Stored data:
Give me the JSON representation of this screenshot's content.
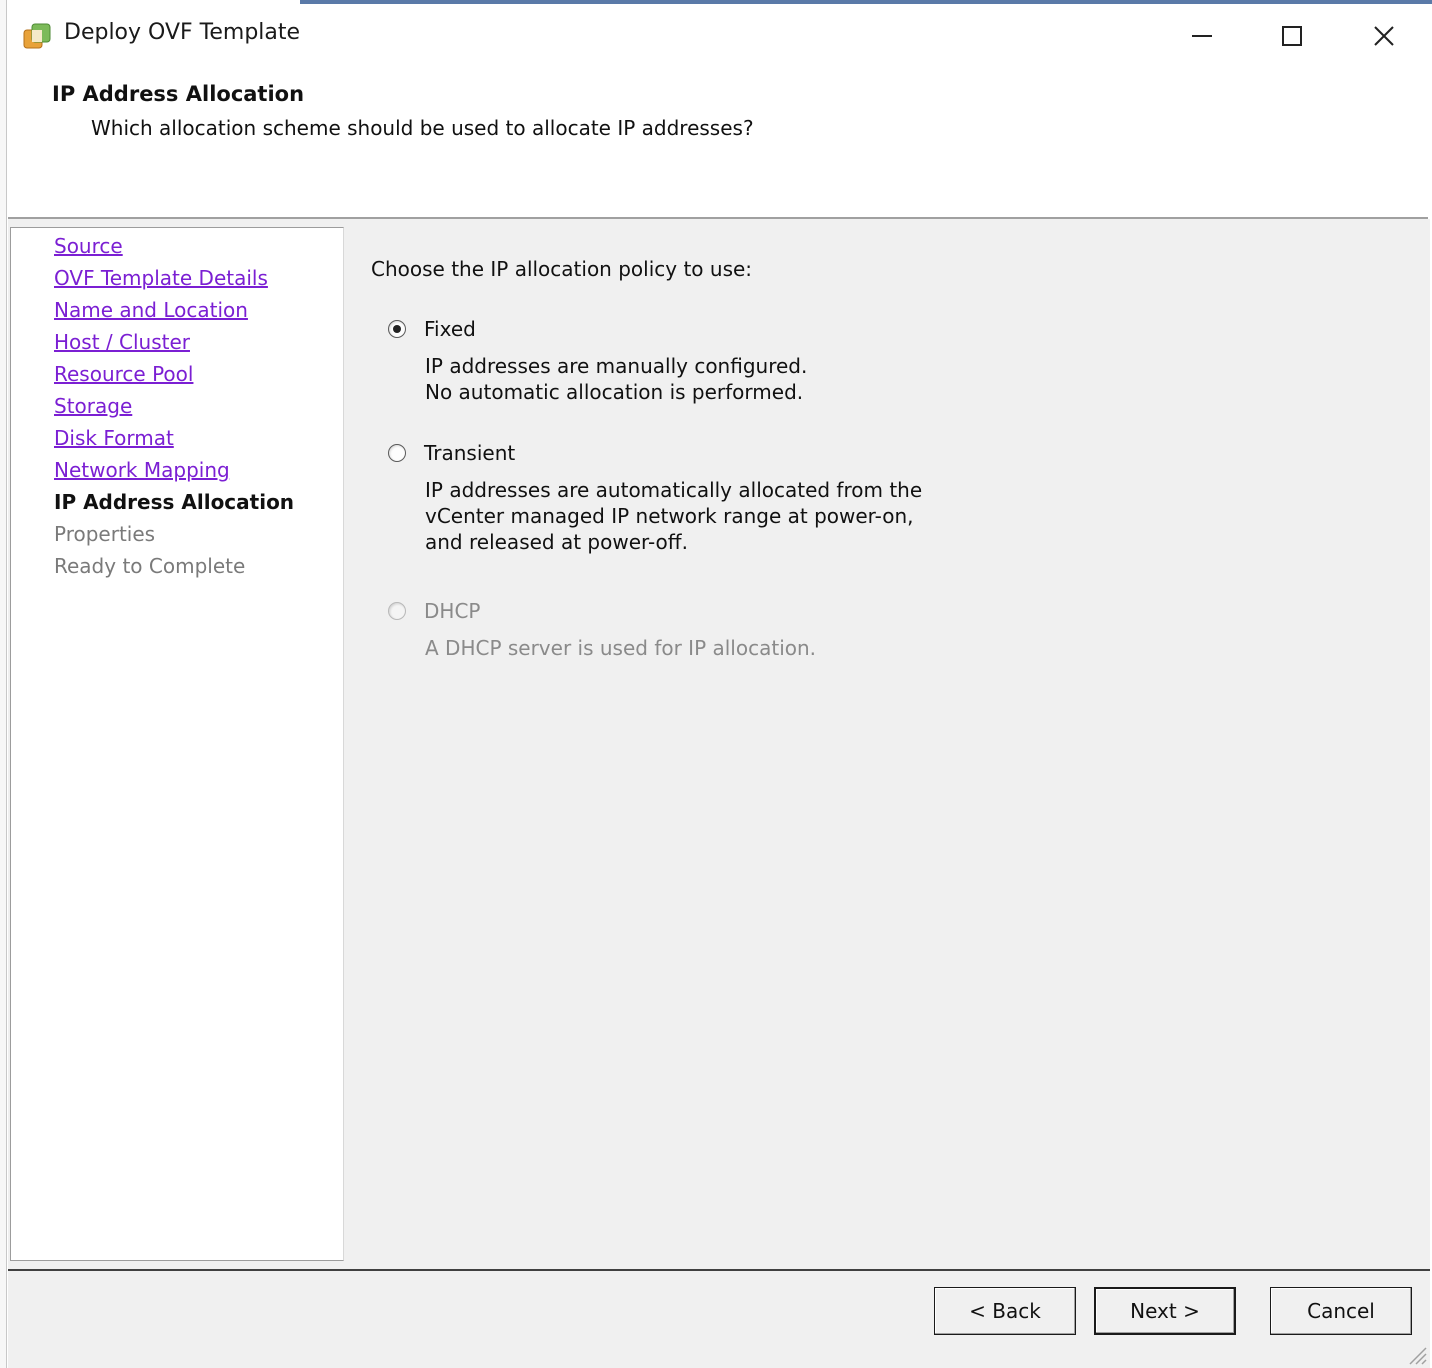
{
  "window": {
    "title": "Deploy OVF Template"
  },
  "header": {
    "title": "IP Address Allocation",
    "subtitle": "Which allocation scheme should be used to allocate IP addresses?"
  },
  "nav": {
    "items": [
      {
        "label": "Source",
        "state": "link"
      },
      {
        "label": "OVF Template Details",
        "state": "link"
      },
      {
        "label": "Name and Location",
        "state": "link"
      },
      {
        "label": "Host / Cluster",
        "state": "link"
      },
      {
        "label": "Resource Pool",
        "state": "link"
      },
      {
        "label": "Storage",
        "state": "link"
      },
      {
        "label": "Disk Format",
        "state": "link"
      },
      {
        "label": "Network Mapping",
        "state": "link"
      },
      {
        "label": "IP Address Allocation",
        "state": "current"
      },
      {
        "label": "Properties",
        "state": "disabled"
      },
      {
        "label": "Ready to Complete",
        "state": "disabled"
      }
    ]
  },
  "content": {
    "prompt": "Choose the IP allocation policy to use:",
    "options": {
      "fixed": {
        "label": "Fixed",
        "checked": true,
        "desc_line1": "IP addresses are manually configured.",
        "desc_line2": "No automatic allocation is performed."
      },
      "transient": {
        "label": "Transient",
        "checked": false,
        "desc_line1": "IP addresses are automatically allocated from the",
        "desc_line2": "vCenter managed IP network range at power-on,",
        "desc_line3": "and released at power-off."
      },
      "dhcp": {
        "label": "DHCP",
        "checked": false,
        "disabled": true,
        "desc_line1": "A DHCP server is used for IP allocation."
      }
    }
  },
  "footer": {
    "back_label": "< Back",
    "next_label": "Next >",
    "cancel_label": "Cancel"
  },
  "colors": {
    "link": "#7b1fd3",
    "panel_bg": "#f0f0f0",
    "icon_orange": "#e8a23a",
    "icon_green": "#6aa84f"
  }
}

WHAT IS BEING ASKED: Lines that hold "used" are the ones to copy; find all of them.

REPLY:
    "subtitle": "Which allocation scheme should be used to allocate IP addresses?"
        "desc_line1": "A DHCP server is used for IP allocation."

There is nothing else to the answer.